* [WRITTEN TASK] Look through the data below. Collect every line where the word "heading" occurs.

[BEGIN SOURCE RECORDS]

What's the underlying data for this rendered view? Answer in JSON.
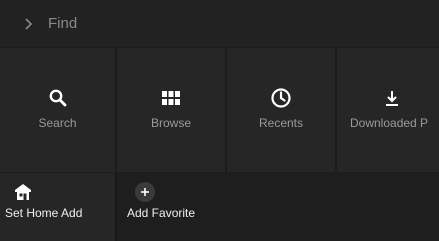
{
  "header": {
    "title": "Find",
    "chevron_icon": "chevron-right-icon"
  },
  "categories": [
    {
      "label": "Search",
      "icon": "search-icon"
    },
    {
      "label": "Browse",
      "icon": "grid-icon"
    },
    {
      "label": "Recents",
      "icon": "clock-icon"
    },
    {
      "label": "Downloaded P",
      "icon": "download-icon"
    }
  ],
  "favorites": [
    {
      "label": "Set Home Add",
      "icon": "home-icon"
    },
    {
      "label": "Add Favorite",
      "icon": "plus-icon"
    }
  ],
  "colors": {
    "background": "#1c1c1c",
    "tile": "#262626",
    "header": "#222222",
    "icon": "#ffffff",
    "label_muted": "#9a9a9a"
  }
}
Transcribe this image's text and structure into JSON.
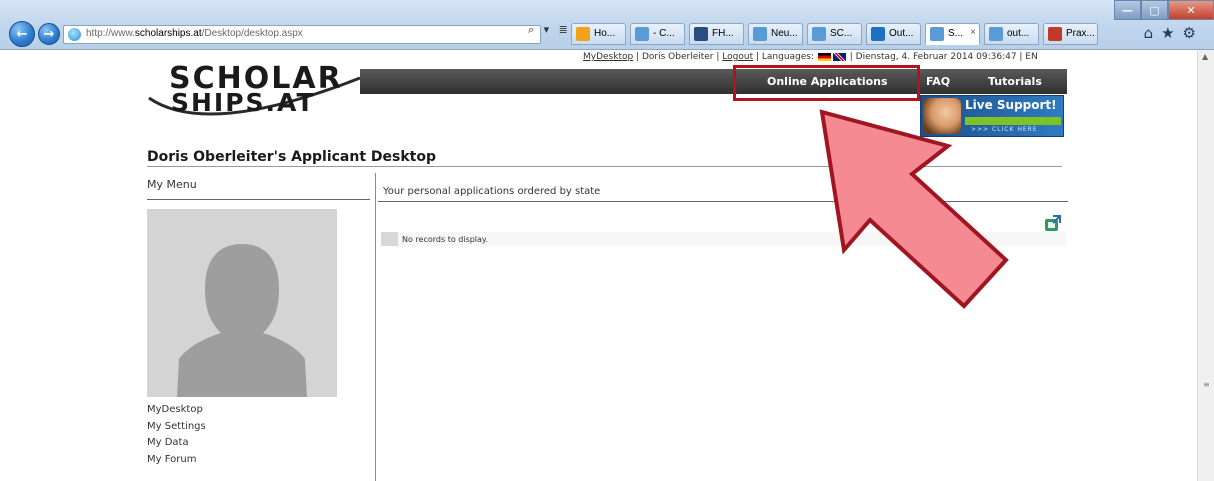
{
  "browser": {
    "url_prefix": "http://www.",
    "url_domain": "scholarships.at",
    "url_path": "/Desktop/desktop.aspx",
    "address_tools": "⌕ ▾ ≣ ↻ ✕",
    "tabs": [
      {
        "label": "Ho...",
        "color": "#f2a21a",
        "active": false
      },
      {
        "label": "- C...",
        "color": "#5b9bd5",
        "active": false
      },
      {
        "label": "FH...",
        "color": "#2b4c7e",
        "active": false
      },
      {
        "label": "Neu...",
        "color": "#5b9bd5",
        "active": false
      },
      {
        "label": "SC...",
        "color": "#5b9bd5",
        "active": false
      },
      {
        "label": "Out...",
        "color": "#1f6fc5",
        "active": false
      },
      {
        "label": "S...",
        "color": "#5b9bd5",
        "active": true
      },
      {
        "label": "out...",
        "color": "#5b9bd5",
        "active": false
      },
      {
        "label": "Prax...",
        "color": "#c0392b",
        "active": false
      }
    ],
    "tab_close": "×",
    "back_icon": "←",
    "forward_icon": "→",
    "window_min": "—",
    "window_max": "▢",
    "window_close": "✕",
    "chrome_icons": "⌂★⚙"
  },
  "header": {
    "mydesktop_link": "MyDesktop",
    "user_name": "| Doris Oberleiter |",
    "logout_link": "Logout",
    "languages_label": "| Languages:",
    "date_text": "| Dienstag, 4. Februar 2014 09:36:47 | EN",
    "logo_line1": "SCHOLAR",
    "logo_line2": "SHIPS.AT",
    "menu": {
      "online_applications": "Online Applications",
      "faq": "FAQ",
      "tutorials": "Tutorials"
    },
    "live_support": {
      "title": "Live Support!",
      "click_here": ">>> CLICK HERE"
    }
  },
  "page": {
    "title": "Doris Oberleiter's Applicant Desktop",
    "my_menu": {
      "heading": "My Menu",
      "items": [
        "MyDesktop",
        "My Settings",
        "My Data",
        "My Forum"
      ]
    },
    "applications": {
      "heading": "Your personal applications ordered by state",
      "empty_text": "No records to display."
    }
  },
  "colors": {
    "highlight": "#b4121d",
    "arrow_fill": "#f58a92",
    "arrow_stroke": "#a01520",
    "menubar": "#3a3a3a"
  }
}
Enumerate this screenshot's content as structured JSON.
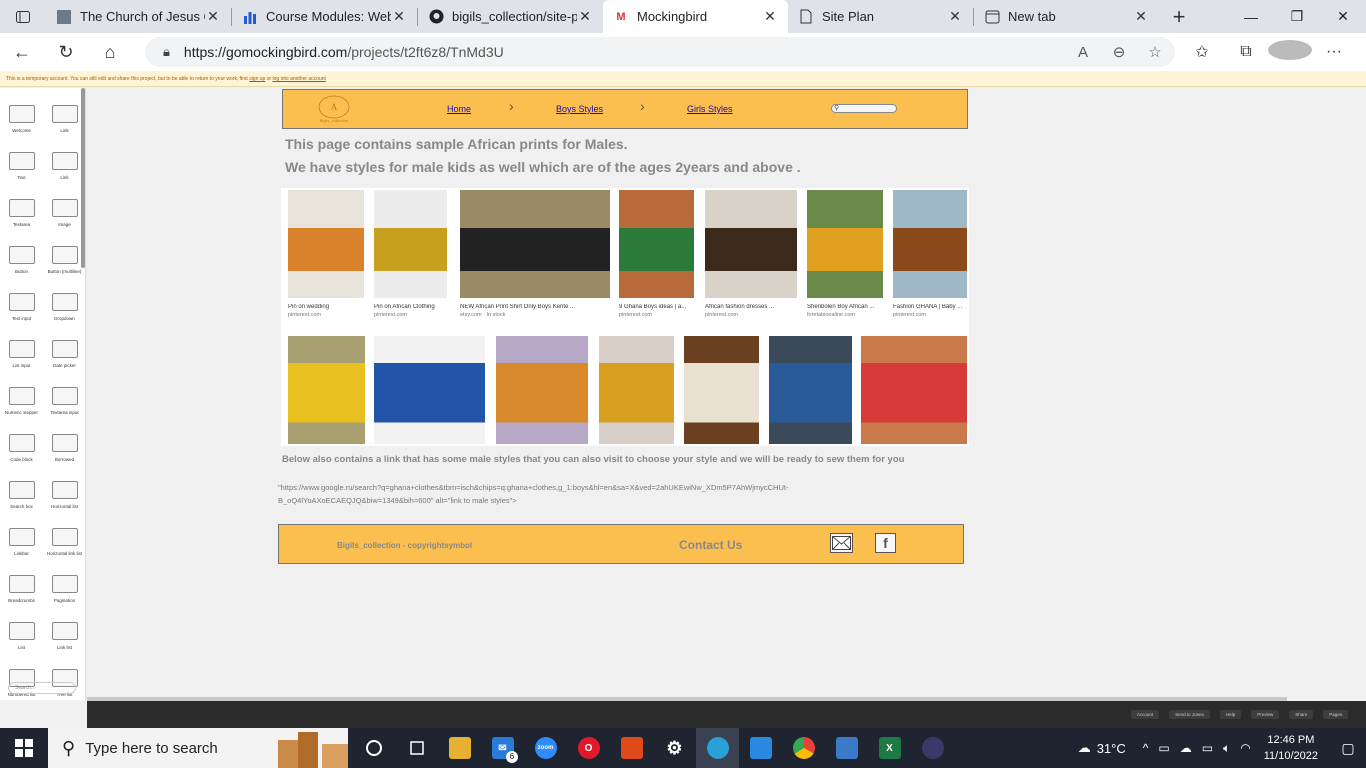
{
  "browser": {
    "tabs": [
      {
        "title": "The Church of Jesus Ch",
        "favicon": "church-favicon",
        "active": false
      },
      {
        "title": "Course Modules: Web",
        "favicon": "chart-favicon",
        "active": false
      },
      {
        "title": "bigils_collection/site-p",
        "favicon": "github-favicon",
        "active": false
      },
      {
        "title": "Mockingbird",
        "favicon": "M",
        "active": true
      },
      {
        "title": "Site Plan",
        "favicon": "doc-favicon",
        "active": false
      },
      {
        "title": "New tab",
        "favicon": "newtab-favicon",
        "active": false
      }
    ],
    "url_host": "https://gomockingbird.com",
    "url_path": "/projects/t2ft6z8/TnMd3U",
    "close_glyph": "✕",
    "new_tab_glyph": "+"
  },
  "notice": {
    "text": "This is a temporary account. You can still edit and share this project, but to be able to return to your work, first",
    "sign_up": "sign up",
    "or": "or",
    "login": "log into another account"
  },
  "palette": {
    "items": [
      "Welcome",
      "Link",
      "Text",
      "Link",
      "Textarea",
      "Image",
      "Button",
      "Button (multiline)",
      "Text input",
      "Dropdown",
      "List input",
      "Date picker",
      "Numeric stepper",
      "Textarea input",
      "Code block",
      "Borrowed",
      "Search box",
      "Horizontal list",
      "Linkbar",
      "Horizontal link list",
      "Breadcrumbs",
      "Pagination",
      "List",
      "Link list",
      "Numbered list",
      "Tree list",
      "Bulleted list",
      "Radio buttons"
    ],
    "search_placeholder": "Search..."
  },
  "mockup": {
    "logo_alt": "Bigils_collection",
    "nav": {
      "home": "Home",
      "boys": "Boys Styles",
      "girls": "Girls Styles"
    },
    "headline1": "This page contains sample African prints for Males.",
    "headline2": "We have  styles for male kids as well which are of  the ages 2years and above .",
    "gallery_row1": [
      {
        "caption": "Pin on wedding",
        "source": "pinterest.com",
        "color": "#e8e4dc",
        "accent": "#d9822b"
      },
      {
        "caption": "Pin on African Clothing",
        "source": "pinterest.com",
        "color": "#ececec",
        "accent": "#c8a020"
      },
      {
        "caption": "NEW African Print Shirt Only Boys Kente ...",
        "source": "etsy.com · In stock",
        "color": "#9a8a66",
        "accent": "#222222"
      },
      {
        "caption": "9 Ghana Boys ideas | a...",
        "source": "pinterest.com",
        "color": "#b86b3a",
        "accent": "#2a7a3a"
      },
      {
        "caption": "African fashion dresses ...",
        "source": "pinterest.com",
        "color": "#d8d2c8",
        "accent": "#3a2a1a"
      },
      {
        "caption": "Shenbolen Boy African ...",
        "source": "foretabionaline.com",
        "color": "#6a8a4a",
        "accent": "#e0a020"
      },
      {
        "caption": "Fashion GHANA | Baby ...",
        "source": "pinterest.com",
        "color": "#9eb8c8",
        "accent": "#8a4a1a"
      }
    ],
    "gallery_row2": [
      {
        "color": "#a8a070",
        "accent": "#e8c020"
      },
      {
        "color": "#f2f2f2",
        "accent": "#2255aa"
      },
      {
        "color": "#b8a8c8",
        "accent": "#d88a2a"
      },
      {
        "color": "#d8d0c8",
        "accent": "#d8a020"
      },
      {
        "color": "#6a4020",
        "accent": "#e8e0d0"
      },
      {
        "color": "#3a4a5a",
        "accent": "#2a5a9a"
      },
      {
        "color": "#c87a4a",
        "accent": "#d83a3a"
      }
    ],
    "paragraph": "Below also contains a link that has some male styles that you can also visit to choose your style and we will be ready to sew them for you",
    "link_code": "\"https://www.google.ru/search?q=ghana+clothes&tbm=isch&chips=q:ghana+clothes,g_1:boys&hl=en&sa=X&ved=2ahUKEwiNw_XDm5P7AhWjmycCHUt-B_oQ4lYoAXoECAEQJQ&biw=1349&bih=600\" alt=\"link to male styles\">",
    "footer": {
      "copyright": "Bigils_collection - copyrightsymbol",
      "contact": "Contact Us"
    }
  },
  "statusbar": [
    "Account",
    "Send to Jones",
    "Help",
    "Preview",
    "Share",
    "Pages"
  ],
  "taskbar": {
    "search_placeholder": "Type here to search",
    "mail_badge": "6",
    "weather": "31°C",
    "time": "12:46 PM",
    "date": "11/10/2022"
  }
}
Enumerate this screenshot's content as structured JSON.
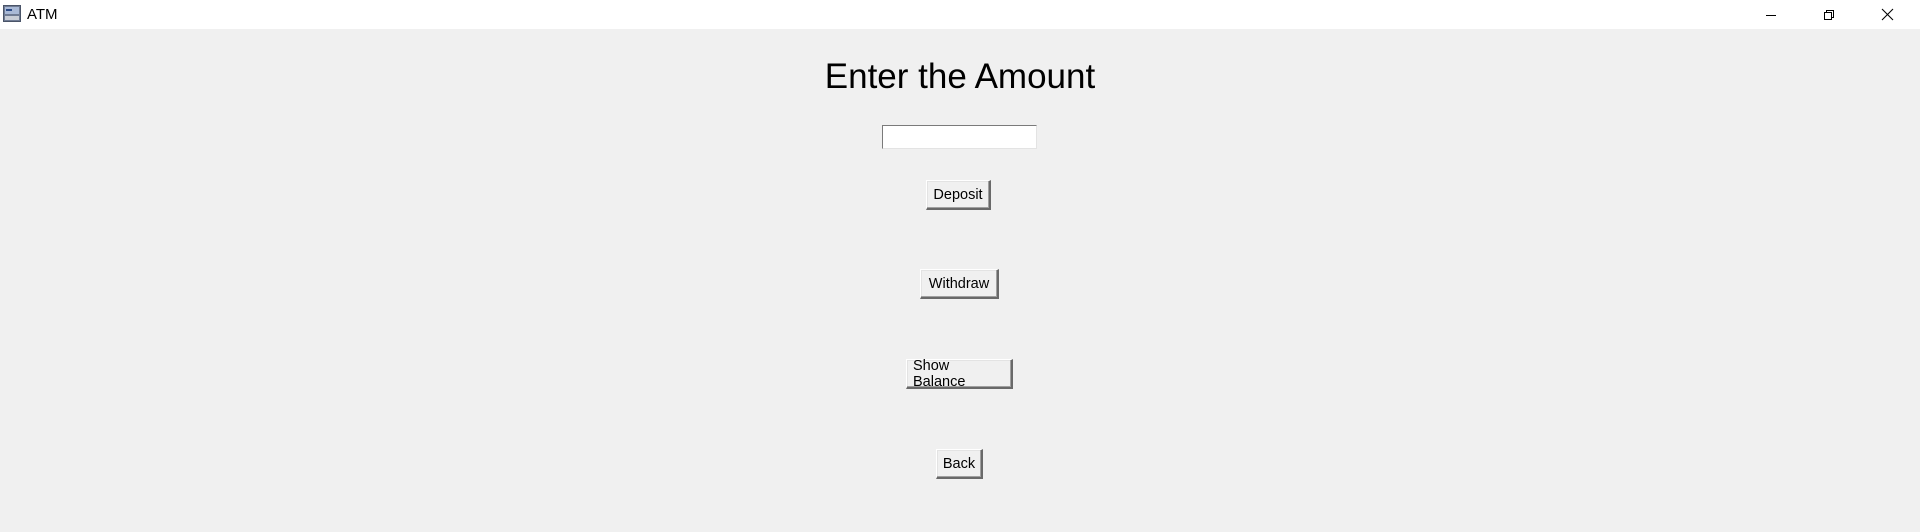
{
  "window": {
    "title": "ATM",
    "app_icon": "tk-feather-icon",
    "controls": {
      "minimize_icon": "minimize-icon",
      "restore_icon": "restore-icon",
      "close_icon": "close-icon"
    }
  },
  "main": {
    "heading": "Enter the Amount",
    "amount_input": {
      "value": "",
      "placeholder": ""
    },
    "buttons": {
      "deposit": "Deposit",
      "withdraw": "Withdraw",
      "show_balance": "Show Balance",
      "back": "Back"
    }
  },
  "colors": {
    "background": "#f0f0f0",
    "titlebar": "#ffffff"
  }
}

[END SOURCE RECORDS]

* [ANSWER TO THE PROBLEM]
      "heading": "My Menu",
      "heading": "Your personal applications ordered by state",
    "heading": "Enter the Amount",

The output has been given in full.